▶ [Stored records]:
____________

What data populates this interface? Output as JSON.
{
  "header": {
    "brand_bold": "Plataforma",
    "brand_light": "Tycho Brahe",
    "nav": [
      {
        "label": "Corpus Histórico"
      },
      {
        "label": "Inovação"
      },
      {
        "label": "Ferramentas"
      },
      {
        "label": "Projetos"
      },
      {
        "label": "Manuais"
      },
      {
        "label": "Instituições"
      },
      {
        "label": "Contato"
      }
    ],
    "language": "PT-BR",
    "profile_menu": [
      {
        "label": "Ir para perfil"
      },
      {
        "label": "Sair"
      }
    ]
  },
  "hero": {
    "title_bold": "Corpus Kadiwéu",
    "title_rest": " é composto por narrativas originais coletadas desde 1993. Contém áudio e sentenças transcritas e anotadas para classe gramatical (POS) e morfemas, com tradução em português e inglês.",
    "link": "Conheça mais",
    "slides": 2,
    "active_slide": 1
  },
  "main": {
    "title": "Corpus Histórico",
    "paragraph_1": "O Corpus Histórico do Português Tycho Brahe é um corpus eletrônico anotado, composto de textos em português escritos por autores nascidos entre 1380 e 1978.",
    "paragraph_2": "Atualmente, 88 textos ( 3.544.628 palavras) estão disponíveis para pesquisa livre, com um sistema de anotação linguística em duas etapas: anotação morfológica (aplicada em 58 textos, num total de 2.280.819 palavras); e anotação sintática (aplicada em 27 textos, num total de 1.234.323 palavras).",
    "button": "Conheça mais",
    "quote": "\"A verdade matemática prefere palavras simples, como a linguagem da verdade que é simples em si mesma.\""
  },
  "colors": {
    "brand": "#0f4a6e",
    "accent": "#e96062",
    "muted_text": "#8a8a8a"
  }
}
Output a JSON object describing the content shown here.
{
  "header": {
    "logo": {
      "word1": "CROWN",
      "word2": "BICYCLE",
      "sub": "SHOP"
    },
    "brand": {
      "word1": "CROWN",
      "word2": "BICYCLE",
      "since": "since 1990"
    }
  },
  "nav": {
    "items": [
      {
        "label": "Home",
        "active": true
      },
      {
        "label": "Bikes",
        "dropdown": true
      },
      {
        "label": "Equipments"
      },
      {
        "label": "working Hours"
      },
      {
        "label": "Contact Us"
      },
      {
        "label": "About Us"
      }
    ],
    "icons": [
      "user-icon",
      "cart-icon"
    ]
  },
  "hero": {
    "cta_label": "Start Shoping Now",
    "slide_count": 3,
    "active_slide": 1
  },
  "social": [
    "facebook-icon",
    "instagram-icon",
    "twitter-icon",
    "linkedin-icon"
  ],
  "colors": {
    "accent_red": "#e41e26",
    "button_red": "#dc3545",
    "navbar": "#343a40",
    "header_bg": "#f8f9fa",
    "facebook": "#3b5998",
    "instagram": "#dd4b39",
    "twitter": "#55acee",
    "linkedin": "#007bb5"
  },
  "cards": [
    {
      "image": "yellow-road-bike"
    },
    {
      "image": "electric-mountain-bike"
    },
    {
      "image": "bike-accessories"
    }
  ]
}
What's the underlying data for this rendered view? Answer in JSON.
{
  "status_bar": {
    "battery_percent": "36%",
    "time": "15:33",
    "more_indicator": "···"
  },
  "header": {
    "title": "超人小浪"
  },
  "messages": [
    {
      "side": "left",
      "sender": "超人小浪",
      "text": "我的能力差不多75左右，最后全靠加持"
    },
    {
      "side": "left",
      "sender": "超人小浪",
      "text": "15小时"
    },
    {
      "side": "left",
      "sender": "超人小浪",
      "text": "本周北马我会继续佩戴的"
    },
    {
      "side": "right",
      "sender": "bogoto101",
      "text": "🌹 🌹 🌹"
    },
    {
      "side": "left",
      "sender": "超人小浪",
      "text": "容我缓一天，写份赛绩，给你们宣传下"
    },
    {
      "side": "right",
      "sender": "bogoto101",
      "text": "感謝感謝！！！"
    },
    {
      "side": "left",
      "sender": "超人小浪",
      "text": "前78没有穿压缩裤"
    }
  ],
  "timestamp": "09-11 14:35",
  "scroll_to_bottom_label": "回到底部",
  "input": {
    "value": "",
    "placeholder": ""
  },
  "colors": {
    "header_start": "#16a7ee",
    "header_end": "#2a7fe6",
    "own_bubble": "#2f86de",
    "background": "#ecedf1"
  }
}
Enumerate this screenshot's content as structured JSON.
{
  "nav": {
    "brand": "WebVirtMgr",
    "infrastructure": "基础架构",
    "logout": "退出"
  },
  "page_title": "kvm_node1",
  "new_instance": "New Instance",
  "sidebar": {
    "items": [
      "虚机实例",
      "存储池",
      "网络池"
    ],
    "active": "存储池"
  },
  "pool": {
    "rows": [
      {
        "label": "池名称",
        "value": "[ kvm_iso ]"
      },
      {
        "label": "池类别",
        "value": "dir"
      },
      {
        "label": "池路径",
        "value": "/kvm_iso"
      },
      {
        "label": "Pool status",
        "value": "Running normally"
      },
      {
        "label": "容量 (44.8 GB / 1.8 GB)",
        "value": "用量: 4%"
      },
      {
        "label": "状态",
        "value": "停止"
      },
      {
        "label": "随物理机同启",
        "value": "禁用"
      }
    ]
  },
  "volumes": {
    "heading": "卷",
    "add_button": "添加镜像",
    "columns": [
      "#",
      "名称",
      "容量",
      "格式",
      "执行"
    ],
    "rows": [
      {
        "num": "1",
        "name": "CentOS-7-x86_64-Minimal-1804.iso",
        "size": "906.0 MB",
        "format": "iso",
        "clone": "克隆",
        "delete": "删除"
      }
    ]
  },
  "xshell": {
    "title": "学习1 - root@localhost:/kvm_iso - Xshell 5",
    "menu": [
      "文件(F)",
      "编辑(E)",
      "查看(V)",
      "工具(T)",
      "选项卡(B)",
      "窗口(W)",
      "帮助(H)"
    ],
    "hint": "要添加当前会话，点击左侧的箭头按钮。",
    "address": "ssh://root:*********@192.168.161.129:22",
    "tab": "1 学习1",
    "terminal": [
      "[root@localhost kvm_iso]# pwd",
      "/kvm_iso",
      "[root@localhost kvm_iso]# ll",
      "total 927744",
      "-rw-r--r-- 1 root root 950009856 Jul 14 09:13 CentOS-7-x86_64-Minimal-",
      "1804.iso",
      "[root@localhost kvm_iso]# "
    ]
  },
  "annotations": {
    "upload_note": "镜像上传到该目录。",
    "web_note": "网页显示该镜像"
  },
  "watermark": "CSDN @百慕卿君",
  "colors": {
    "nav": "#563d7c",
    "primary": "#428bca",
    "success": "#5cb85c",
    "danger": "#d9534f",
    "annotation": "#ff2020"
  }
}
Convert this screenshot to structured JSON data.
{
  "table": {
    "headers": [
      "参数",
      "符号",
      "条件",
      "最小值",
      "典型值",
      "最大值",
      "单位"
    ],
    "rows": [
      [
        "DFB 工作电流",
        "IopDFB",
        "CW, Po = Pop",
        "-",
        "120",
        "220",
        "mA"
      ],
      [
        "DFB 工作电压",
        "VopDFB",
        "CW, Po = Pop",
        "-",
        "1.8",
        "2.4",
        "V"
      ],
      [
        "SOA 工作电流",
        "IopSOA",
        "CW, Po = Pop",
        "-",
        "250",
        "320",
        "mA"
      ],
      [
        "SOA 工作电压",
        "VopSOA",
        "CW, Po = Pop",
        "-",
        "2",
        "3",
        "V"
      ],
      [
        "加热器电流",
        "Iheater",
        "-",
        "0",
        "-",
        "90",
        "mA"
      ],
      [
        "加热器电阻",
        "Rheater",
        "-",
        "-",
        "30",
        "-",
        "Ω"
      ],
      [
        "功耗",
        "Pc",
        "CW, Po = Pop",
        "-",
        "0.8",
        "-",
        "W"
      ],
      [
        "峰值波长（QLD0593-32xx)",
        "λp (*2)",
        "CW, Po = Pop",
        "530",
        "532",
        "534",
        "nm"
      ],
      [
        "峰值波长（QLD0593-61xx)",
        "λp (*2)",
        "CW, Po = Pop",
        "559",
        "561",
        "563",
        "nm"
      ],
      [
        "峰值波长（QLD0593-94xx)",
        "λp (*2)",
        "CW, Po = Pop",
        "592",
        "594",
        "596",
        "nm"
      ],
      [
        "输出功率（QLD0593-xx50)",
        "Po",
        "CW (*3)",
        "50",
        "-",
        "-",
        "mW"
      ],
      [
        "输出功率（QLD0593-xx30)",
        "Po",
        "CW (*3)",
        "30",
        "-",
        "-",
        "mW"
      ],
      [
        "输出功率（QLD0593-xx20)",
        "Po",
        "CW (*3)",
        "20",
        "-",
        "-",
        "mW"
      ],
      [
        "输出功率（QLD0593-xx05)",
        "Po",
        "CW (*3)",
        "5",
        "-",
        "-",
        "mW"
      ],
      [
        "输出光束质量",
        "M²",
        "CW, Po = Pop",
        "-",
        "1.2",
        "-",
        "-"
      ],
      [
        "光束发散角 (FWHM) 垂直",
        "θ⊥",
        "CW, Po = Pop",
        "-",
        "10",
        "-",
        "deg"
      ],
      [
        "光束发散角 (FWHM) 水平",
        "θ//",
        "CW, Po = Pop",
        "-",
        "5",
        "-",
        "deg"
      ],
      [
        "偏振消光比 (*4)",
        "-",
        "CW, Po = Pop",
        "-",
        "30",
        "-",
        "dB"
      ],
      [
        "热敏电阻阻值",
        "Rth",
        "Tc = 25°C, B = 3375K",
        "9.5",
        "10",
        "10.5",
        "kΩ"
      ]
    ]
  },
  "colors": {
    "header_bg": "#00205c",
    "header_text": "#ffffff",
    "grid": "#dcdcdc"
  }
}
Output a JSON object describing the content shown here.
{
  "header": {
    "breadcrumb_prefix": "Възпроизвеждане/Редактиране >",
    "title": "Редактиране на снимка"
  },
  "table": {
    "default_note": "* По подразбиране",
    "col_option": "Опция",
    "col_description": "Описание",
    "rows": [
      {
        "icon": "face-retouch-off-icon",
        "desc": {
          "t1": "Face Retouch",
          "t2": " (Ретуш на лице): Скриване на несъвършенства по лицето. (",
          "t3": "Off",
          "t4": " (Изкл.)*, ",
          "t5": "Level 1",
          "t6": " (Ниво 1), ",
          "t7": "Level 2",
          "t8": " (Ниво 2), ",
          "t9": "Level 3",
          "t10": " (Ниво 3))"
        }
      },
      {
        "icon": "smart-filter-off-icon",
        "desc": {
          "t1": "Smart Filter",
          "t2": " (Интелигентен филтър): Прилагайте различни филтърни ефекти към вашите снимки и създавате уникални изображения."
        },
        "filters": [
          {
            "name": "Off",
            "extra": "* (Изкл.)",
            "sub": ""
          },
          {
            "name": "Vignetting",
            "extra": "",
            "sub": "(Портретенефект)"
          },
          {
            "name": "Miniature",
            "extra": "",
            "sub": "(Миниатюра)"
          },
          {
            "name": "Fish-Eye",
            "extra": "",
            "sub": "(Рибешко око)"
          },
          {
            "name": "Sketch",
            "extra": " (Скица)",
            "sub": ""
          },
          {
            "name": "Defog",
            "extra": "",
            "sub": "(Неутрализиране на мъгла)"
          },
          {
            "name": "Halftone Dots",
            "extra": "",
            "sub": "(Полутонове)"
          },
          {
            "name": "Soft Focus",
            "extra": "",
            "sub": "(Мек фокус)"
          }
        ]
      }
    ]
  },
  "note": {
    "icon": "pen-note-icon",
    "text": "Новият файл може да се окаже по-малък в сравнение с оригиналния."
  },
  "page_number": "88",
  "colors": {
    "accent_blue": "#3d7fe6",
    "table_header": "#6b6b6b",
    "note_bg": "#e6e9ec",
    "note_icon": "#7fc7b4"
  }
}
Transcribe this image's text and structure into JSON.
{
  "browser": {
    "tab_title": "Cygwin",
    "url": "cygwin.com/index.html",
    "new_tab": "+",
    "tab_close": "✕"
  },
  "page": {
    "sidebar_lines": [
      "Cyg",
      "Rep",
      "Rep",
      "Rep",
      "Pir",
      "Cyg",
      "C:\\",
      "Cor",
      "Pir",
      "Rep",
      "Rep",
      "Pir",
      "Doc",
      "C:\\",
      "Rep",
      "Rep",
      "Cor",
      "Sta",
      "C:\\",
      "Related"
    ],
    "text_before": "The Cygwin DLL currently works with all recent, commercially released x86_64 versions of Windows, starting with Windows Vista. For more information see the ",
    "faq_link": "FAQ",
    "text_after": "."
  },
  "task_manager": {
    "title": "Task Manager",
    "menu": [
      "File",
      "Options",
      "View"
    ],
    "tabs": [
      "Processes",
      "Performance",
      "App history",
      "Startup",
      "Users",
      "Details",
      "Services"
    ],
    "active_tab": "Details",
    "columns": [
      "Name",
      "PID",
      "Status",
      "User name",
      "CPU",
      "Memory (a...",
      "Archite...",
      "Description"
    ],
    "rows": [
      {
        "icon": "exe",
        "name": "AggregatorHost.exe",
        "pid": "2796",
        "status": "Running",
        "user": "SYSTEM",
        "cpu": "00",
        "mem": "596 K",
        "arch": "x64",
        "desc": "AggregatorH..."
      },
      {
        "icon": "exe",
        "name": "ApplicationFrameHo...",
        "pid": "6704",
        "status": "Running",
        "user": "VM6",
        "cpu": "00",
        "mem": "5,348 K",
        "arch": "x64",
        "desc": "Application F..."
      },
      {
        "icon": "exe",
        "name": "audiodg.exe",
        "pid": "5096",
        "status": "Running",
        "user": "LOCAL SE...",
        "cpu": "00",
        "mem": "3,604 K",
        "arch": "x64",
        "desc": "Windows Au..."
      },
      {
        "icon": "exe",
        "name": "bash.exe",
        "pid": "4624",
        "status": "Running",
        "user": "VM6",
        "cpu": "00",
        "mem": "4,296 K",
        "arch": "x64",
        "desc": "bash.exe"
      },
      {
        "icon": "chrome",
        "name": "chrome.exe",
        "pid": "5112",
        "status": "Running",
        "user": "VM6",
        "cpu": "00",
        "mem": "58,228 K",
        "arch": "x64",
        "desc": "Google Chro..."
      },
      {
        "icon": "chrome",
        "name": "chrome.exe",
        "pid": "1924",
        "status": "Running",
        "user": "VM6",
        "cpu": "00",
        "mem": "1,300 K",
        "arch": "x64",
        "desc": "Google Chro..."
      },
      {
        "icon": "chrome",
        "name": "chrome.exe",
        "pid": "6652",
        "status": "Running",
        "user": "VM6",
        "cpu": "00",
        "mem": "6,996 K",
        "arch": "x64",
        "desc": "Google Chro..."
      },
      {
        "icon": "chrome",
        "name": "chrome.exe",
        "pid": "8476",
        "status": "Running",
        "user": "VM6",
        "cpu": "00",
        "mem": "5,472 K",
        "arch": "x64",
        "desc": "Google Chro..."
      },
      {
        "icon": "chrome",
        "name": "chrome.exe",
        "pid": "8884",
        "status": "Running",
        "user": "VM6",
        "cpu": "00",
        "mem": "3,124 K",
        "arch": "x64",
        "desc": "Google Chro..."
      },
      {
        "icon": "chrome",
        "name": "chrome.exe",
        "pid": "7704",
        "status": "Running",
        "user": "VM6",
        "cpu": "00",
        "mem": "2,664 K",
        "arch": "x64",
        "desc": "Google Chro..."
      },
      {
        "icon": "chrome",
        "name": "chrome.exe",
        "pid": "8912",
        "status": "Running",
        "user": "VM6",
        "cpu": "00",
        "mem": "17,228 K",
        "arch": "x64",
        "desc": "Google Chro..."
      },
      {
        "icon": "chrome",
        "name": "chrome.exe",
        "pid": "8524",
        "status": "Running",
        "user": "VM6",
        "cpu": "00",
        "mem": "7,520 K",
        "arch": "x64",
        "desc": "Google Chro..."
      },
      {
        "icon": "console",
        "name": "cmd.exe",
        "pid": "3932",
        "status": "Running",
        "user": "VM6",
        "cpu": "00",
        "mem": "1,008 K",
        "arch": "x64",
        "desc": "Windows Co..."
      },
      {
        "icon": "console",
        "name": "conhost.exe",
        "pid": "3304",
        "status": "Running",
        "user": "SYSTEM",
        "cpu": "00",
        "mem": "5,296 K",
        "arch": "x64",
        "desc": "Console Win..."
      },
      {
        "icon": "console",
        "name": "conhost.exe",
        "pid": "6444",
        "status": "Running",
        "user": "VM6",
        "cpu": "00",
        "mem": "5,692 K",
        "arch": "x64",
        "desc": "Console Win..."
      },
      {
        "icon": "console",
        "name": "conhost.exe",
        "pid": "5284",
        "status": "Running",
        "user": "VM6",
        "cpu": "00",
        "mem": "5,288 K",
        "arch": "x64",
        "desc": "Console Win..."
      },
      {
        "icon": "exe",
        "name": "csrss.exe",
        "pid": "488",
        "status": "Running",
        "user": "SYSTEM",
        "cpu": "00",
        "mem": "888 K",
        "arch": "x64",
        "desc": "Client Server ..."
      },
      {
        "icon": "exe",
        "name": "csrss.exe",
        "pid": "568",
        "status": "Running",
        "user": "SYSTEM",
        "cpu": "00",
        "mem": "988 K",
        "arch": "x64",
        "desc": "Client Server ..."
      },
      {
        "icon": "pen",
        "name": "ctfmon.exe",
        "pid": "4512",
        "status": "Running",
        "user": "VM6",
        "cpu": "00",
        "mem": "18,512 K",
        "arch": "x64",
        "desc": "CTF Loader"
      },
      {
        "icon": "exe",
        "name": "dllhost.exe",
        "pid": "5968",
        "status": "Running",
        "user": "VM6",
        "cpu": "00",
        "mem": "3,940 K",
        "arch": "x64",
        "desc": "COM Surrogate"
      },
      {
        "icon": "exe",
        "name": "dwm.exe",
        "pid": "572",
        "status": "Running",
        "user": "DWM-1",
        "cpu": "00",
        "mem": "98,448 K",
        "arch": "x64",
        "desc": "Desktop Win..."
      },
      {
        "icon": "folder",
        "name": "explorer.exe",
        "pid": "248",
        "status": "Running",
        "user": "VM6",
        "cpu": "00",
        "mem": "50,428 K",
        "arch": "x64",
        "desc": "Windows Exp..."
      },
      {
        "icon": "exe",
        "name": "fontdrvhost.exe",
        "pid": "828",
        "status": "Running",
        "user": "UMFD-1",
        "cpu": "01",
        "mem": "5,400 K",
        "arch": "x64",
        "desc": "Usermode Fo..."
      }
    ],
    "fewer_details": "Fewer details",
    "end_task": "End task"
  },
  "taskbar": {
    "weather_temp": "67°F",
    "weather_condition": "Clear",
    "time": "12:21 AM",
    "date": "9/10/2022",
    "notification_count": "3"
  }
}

____________

▶ [What is asked]:
Only lines with "data" are wanted here; list each of them.

▶ [Written solution]:
What data populates this interface? Output as JSON.
What's the underlying data for this rendered view? Answer in JSON.
Convert this screenshot to structured JSON data.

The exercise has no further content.